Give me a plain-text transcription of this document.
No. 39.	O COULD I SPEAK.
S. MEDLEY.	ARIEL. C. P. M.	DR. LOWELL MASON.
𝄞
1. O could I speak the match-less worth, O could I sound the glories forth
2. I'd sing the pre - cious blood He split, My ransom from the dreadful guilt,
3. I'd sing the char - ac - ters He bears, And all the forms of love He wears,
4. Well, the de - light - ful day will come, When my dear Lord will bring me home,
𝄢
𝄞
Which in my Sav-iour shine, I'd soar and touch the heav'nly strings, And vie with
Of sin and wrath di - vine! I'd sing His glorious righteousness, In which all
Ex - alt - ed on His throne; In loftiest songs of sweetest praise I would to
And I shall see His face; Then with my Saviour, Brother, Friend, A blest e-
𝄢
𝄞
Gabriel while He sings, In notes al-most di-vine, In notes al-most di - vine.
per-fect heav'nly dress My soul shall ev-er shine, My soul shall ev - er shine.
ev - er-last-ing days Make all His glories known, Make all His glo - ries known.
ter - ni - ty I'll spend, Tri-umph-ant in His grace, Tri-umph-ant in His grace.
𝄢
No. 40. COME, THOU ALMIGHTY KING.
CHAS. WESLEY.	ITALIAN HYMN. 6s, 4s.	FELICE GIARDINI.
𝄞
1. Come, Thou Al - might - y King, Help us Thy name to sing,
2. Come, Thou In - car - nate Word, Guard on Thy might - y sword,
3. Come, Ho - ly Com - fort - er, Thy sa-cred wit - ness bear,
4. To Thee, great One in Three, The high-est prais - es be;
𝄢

■ ■ ■ ■ ■ ■ ■

#### Exercise task:
Show all lines above holding "shine".

#### The solution:
Which in my Sav-iour shine, I'd soar and touch the heav'nly strings, And vie with
per-fect heav'nly dress My soul shall ev-er shine, My soul shall ev - er shine.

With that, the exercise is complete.